- TASK DETAILS:
Select every line holding the word "chống" and copy it.

Stored items

_ _ _

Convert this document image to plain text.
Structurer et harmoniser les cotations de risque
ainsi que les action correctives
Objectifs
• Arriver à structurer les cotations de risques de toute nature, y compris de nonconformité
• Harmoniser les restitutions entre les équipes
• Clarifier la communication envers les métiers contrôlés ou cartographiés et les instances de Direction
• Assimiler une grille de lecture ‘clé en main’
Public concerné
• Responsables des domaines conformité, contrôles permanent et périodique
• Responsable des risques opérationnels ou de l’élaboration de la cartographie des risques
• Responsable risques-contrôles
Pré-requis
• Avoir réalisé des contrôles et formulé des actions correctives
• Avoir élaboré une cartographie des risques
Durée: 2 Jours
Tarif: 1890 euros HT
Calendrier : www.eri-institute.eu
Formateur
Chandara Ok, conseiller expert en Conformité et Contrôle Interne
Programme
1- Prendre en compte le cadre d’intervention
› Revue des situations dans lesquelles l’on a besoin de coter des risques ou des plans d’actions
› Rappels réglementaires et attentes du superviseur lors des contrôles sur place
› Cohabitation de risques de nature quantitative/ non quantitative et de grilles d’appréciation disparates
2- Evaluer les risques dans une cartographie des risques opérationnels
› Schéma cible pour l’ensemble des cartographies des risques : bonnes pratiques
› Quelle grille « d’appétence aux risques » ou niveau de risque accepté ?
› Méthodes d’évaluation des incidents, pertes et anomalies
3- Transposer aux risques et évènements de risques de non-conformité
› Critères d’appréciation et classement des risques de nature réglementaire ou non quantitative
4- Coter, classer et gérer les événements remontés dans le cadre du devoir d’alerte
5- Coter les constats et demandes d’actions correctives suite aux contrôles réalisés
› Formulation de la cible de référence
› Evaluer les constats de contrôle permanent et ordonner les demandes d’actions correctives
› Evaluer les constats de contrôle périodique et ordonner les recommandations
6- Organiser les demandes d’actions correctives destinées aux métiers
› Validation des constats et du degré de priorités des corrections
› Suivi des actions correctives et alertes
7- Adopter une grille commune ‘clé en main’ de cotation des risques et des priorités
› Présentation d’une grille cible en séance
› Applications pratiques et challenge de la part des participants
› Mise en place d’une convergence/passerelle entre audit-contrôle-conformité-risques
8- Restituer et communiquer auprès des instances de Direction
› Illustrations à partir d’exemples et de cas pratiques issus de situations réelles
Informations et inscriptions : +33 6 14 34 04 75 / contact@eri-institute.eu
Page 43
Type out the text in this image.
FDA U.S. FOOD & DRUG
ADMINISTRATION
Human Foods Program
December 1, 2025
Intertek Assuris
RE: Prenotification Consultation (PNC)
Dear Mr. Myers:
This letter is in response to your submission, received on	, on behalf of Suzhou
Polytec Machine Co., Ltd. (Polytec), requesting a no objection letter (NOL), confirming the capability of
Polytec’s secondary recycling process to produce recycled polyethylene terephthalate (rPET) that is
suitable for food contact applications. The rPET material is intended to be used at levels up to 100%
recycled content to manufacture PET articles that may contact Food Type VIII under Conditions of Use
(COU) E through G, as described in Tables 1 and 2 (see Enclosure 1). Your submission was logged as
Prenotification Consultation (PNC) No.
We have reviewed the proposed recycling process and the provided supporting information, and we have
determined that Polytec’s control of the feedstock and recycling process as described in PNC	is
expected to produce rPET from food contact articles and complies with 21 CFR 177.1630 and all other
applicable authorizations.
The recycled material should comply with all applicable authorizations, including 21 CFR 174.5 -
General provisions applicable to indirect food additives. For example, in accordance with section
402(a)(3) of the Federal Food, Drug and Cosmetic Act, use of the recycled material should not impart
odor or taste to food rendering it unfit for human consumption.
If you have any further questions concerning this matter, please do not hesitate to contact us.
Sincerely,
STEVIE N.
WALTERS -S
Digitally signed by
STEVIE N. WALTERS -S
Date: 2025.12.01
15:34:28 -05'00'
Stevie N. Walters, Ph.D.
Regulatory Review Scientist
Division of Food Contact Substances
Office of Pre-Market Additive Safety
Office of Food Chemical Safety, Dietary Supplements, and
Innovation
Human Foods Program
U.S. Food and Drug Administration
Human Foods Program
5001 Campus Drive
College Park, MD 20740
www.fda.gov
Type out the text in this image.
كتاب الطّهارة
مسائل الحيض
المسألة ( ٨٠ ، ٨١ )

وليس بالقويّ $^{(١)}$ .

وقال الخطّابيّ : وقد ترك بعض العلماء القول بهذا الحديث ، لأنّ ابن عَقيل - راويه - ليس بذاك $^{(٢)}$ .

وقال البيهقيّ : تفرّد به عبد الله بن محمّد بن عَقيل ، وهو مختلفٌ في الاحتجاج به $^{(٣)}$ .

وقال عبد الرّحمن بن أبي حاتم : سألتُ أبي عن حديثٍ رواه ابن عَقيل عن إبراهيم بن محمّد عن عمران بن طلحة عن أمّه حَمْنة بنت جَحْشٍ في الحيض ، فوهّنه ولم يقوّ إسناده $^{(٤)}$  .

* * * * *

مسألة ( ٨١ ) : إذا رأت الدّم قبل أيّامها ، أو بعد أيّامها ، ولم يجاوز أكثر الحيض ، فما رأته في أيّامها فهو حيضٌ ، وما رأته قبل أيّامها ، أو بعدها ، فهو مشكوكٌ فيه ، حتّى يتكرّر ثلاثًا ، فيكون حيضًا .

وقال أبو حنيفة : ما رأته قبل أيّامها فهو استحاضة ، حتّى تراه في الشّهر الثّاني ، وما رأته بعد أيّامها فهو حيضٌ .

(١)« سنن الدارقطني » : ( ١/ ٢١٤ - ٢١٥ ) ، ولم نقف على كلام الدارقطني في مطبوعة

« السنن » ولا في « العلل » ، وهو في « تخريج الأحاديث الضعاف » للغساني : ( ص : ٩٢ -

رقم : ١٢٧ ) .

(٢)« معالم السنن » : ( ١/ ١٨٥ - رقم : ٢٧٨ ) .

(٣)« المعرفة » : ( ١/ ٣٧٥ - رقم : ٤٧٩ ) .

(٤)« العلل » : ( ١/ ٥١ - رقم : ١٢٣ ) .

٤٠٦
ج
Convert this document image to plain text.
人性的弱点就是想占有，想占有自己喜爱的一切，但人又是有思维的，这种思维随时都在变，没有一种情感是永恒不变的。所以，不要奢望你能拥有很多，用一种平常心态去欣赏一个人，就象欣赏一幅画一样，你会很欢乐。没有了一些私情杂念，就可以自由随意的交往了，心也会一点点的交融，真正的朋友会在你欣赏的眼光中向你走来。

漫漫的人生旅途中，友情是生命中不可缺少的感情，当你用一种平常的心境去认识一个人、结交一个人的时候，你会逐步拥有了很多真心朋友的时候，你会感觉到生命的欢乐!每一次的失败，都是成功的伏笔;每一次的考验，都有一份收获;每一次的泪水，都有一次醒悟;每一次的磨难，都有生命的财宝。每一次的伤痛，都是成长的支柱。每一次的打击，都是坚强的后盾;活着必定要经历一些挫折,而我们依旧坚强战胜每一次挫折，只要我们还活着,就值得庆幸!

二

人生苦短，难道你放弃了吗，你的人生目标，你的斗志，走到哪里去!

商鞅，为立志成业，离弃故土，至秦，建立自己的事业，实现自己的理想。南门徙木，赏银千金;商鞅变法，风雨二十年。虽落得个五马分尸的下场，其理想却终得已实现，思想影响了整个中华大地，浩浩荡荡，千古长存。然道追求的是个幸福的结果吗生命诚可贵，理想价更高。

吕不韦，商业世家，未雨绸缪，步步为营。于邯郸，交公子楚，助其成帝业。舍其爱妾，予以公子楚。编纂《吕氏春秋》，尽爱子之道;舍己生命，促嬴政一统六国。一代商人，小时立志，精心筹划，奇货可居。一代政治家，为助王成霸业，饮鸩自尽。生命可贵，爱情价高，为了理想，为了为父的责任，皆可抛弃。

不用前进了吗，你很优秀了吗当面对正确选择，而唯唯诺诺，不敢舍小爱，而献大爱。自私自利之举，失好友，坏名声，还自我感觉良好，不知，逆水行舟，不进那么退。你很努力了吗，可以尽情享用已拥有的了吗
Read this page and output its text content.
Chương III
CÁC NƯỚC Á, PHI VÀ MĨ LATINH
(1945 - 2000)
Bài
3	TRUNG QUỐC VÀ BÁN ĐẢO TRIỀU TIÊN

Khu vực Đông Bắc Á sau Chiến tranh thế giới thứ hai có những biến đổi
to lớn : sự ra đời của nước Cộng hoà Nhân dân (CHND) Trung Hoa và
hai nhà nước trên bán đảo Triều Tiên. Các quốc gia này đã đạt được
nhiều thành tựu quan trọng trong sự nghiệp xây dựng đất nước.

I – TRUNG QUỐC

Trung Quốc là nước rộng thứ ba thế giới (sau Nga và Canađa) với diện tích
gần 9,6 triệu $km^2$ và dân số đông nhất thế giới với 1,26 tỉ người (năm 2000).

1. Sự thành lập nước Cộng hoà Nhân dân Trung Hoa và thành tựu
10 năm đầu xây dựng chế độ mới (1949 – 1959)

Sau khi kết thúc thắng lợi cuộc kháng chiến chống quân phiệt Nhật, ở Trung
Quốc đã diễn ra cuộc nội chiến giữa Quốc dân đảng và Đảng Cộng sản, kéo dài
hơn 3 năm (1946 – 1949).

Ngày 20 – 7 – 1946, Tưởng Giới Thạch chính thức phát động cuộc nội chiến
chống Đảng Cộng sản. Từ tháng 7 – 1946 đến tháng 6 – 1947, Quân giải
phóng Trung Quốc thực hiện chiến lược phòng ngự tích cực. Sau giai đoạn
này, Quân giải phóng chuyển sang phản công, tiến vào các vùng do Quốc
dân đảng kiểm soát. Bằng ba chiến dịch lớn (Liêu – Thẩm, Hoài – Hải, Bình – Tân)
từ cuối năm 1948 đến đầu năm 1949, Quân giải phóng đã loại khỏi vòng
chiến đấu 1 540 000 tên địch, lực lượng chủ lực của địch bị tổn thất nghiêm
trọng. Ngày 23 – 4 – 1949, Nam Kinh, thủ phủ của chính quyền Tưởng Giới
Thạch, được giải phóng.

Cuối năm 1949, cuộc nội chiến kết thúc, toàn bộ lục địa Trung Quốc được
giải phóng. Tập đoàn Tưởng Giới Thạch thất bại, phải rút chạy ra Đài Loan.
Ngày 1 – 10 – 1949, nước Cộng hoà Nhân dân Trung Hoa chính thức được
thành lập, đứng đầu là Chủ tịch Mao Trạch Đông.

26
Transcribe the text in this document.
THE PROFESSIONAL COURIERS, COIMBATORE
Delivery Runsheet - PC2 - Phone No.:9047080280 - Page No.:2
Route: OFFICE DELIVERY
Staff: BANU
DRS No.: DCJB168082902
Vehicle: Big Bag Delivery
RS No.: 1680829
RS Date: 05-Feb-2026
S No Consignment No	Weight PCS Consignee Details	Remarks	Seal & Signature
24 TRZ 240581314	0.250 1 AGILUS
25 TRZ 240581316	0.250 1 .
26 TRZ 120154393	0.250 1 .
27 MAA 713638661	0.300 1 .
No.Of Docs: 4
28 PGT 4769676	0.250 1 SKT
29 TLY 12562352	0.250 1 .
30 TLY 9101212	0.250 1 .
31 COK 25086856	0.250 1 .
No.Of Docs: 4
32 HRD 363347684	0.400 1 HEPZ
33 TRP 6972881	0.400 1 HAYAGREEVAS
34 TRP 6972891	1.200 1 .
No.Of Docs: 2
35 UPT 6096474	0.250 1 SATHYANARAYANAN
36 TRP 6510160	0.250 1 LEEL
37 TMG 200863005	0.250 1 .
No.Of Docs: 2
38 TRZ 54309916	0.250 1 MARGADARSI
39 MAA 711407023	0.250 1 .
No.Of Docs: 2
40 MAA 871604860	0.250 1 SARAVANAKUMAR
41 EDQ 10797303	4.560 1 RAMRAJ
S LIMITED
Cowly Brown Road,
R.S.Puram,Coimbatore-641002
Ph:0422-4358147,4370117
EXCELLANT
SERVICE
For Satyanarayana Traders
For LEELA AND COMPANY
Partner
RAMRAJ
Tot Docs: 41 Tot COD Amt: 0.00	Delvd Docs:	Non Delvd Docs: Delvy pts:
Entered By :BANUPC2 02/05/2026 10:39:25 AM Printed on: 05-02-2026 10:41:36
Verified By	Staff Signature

_ _ _

- EXERCISE RESPONSE:
Sau khi kết thúc thắng lợi cuộc kháng chiến chống quân phiệt Nhật, ở Trung
chống Đảng Cộng sản. Từ tháng 7 – 1946 đến tháng 6 – 1947, Quân giải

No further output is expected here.